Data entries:
☆ ☆ ☆ ☆ ☆ ☆ ☆
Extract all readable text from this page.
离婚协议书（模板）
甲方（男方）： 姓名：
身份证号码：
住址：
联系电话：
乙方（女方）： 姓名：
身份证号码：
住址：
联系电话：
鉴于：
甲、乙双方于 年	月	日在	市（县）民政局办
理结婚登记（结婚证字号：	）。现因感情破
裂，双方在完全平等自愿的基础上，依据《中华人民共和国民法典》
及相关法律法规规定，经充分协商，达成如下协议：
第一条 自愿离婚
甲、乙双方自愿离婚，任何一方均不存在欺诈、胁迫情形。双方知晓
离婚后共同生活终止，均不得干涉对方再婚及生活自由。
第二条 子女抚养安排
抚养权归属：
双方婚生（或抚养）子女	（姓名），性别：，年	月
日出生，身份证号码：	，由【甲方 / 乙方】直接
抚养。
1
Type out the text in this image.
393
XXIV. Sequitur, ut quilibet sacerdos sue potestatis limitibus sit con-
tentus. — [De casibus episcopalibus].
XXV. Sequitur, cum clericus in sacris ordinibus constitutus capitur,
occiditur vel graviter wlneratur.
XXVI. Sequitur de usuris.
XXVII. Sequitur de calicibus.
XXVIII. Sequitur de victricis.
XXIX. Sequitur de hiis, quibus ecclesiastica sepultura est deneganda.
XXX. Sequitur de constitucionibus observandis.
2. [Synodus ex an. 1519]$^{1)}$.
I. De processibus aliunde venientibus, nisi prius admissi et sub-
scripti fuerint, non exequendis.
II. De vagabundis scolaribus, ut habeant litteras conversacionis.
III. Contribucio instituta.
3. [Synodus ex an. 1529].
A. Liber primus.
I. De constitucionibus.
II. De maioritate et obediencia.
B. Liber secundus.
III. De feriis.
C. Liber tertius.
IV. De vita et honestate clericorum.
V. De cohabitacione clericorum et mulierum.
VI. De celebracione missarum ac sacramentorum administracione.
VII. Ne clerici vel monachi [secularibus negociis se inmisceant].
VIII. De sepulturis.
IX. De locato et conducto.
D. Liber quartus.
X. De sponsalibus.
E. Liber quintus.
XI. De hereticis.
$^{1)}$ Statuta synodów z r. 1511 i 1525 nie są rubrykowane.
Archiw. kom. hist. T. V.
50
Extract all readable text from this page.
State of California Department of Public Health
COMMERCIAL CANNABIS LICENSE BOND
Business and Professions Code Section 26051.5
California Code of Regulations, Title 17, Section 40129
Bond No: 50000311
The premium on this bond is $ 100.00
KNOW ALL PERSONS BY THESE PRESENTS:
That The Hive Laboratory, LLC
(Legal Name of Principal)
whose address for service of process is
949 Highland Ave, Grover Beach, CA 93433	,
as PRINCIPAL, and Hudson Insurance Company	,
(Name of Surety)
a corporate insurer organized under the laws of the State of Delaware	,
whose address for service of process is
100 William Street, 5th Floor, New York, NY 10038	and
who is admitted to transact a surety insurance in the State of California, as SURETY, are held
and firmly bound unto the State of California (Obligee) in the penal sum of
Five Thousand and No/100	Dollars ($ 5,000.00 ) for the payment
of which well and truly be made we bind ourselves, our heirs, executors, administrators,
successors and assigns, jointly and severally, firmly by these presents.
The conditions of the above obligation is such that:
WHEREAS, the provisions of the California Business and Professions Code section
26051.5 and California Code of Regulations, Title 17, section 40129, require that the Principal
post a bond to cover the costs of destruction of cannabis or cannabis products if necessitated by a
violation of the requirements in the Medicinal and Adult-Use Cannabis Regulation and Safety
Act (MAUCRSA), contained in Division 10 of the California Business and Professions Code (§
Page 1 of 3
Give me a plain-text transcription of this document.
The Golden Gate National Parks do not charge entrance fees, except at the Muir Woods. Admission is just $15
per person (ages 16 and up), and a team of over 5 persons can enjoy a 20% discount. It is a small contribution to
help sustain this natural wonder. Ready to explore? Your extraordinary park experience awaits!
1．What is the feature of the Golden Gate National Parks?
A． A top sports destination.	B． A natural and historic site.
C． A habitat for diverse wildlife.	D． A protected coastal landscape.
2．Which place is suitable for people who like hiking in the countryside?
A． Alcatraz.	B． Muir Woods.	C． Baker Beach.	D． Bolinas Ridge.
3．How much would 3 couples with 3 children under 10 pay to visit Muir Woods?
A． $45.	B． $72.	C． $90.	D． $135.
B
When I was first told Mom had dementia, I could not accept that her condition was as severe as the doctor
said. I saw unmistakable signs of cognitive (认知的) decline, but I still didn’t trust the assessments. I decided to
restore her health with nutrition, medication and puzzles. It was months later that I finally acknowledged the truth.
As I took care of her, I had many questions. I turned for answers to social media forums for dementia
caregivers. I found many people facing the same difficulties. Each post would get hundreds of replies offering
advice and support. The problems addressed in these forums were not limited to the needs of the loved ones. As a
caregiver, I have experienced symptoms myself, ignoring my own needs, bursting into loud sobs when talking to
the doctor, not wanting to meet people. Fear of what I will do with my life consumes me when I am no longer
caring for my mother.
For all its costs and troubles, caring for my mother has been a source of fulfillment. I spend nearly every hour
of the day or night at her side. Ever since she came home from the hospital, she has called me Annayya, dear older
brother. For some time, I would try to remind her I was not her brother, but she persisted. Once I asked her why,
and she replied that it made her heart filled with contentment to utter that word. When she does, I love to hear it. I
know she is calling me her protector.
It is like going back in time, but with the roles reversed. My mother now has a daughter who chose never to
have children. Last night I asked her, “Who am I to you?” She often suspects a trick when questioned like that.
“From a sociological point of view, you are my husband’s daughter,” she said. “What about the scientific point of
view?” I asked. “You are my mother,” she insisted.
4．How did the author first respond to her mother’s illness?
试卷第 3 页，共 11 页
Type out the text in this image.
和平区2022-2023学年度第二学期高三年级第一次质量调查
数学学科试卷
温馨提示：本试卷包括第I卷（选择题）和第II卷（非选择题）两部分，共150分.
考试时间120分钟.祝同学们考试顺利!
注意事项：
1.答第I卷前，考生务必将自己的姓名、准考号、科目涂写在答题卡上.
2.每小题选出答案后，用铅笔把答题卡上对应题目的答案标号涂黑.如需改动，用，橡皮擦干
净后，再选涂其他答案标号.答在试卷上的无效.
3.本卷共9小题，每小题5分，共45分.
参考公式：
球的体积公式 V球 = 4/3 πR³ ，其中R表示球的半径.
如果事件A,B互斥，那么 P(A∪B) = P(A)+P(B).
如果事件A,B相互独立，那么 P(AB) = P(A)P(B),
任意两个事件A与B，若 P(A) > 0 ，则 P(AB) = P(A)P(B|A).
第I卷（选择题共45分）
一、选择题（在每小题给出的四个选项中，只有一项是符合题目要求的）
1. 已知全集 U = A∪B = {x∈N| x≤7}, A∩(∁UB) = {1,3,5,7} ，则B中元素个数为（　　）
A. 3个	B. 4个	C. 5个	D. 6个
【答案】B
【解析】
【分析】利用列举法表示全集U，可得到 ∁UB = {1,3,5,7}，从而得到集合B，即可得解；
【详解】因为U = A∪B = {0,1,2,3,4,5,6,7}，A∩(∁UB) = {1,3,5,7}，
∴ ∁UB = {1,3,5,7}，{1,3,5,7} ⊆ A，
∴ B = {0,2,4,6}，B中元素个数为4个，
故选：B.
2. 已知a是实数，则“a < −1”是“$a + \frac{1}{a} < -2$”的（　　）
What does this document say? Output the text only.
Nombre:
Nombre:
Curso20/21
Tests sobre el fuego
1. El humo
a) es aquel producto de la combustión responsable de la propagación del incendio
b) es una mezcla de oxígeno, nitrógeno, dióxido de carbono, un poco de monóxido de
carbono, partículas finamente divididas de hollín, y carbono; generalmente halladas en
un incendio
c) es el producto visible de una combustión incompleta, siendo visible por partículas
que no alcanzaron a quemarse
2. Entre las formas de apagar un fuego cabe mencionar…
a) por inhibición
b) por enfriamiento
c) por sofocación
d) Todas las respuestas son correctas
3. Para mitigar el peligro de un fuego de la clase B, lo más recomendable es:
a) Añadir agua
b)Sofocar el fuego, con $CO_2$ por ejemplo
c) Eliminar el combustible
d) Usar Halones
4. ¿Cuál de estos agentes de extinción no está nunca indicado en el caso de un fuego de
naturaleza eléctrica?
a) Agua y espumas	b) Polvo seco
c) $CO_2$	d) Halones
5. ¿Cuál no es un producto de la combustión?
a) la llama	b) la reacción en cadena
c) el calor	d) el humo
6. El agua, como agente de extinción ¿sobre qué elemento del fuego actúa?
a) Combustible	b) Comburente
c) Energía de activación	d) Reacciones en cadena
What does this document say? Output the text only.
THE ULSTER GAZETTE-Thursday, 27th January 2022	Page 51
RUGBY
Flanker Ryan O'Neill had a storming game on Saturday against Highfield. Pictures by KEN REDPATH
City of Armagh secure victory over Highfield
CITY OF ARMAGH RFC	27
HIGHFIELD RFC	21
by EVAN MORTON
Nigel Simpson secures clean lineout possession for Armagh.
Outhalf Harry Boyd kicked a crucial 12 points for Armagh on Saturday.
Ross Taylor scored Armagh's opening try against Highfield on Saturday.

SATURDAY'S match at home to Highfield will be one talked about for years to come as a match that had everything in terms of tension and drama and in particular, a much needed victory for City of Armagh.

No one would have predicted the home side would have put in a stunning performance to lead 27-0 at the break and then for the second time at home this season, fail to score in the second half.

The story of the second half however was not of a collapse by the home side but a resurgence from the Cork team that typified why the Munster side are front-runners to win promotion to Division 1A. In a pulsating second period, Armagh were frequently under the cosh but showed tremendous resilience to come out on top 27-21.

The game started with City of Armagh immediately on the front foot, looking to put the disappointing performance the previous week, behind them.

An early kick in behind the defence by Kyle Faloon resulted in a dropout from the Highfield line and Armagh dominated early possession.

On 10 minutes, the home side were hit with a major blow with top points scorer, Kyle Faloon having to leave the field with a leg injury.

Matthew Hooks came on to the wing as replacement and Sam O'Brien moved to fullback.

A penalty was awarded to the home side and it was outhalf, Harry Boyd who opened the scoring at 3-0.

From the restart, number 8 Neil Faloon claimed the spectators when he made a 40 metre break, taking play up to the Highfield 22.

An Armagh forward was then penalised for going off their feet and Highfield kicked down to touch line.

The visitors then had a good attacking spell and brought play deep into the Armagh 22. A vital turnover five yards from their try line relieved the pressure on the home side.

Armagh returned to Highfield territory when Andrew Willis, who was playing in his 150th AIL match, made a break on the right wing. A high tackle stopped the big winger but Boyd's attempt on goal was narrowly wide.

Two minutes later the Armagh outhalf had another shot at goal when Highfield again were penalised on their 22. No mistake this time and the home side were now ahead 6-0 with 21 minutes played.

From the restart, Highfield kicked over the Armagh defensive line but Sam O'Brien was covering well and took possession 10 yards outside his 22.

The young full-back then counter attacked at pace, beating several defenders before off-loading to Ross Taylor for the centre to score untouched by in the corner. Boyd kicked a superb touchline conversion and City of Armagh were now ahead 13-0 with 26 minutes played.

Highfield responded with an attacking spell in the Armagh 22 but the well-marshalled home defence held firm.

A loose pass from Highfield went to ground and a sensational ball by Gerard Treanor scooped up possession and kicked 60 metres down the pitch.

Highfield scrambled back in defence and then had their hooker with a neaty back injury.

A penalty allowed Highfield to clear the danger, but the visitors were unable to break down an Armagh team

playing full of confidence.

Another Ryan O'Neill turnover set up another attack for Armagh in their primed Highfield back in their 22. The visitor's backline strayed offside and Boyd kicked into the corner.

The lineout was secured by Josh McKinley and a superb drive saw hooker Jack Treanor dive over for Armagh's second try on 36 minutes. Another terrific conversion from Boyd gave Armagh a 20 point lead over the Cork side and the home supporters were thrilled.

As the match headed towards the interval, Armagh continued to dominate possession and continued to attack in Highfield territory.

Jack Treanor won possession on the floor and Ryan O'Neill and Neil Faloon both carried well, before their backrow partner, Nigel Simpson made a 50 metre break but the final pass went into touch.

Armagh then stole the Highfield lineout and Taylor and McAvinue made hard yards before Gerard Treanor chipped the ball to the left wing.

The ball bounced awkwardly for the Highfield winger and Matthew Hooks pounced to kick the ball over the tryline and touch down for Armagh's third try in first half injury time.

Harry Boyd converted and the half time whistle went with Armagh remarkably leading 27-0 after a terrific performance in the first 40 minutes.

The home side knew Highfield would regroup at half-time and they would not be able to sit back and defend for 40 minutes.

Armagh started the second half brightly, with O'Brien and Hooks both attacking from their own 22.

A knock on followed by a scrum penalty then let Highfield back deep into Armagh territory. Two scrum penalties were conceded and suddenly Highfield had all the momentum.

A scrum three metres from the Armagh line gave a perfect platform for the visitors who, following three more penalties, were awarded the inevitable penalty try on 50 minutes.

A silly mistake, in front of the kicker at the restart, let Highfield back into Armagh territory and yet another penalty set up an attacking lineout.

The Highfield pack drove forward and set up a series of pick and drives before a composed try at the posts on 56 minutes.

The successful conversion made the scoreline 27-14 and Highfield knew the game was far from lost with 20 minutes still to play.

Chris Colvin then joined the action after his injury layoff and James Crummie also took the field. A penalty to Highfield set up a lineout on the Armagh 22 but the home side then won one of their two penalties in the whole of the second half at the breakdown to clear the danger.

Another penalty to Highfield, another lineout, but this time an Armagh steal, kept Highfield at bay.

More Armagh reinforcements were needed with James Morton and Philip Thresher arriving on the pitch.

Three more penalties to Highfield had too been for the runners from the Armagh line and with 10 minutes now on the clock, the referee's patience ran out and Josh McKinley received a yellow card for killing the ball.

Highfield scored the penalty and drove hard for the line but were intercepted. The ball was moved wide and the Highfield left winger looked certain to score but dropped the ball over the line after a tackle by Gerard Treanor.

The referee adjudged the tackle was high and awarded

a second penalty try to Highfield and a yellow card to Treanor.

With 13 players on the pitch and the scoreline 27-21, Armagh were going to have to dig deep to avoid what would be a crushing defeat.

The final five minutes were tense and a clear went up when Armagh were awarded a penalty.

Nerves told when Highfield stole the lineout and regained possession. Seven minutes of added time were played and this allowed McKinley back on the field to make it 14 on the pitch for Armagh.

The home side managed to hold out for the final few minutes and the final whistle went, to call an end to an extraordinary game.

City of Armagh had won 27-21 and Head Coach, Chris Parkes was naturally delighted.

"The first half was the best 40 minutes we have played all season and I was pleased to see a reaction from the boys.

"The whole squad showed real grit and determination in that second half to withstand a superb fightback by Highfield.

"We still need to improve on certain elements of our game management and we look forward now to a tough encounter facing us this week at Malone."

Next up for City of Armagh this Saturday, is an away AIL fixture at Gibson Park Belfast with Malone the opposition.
☆ ☆ ☆ ☆ ☆ ☆ ☆
Give nothing but the count of lines in the listing above that hold the string "victory".

Reply to the task:
2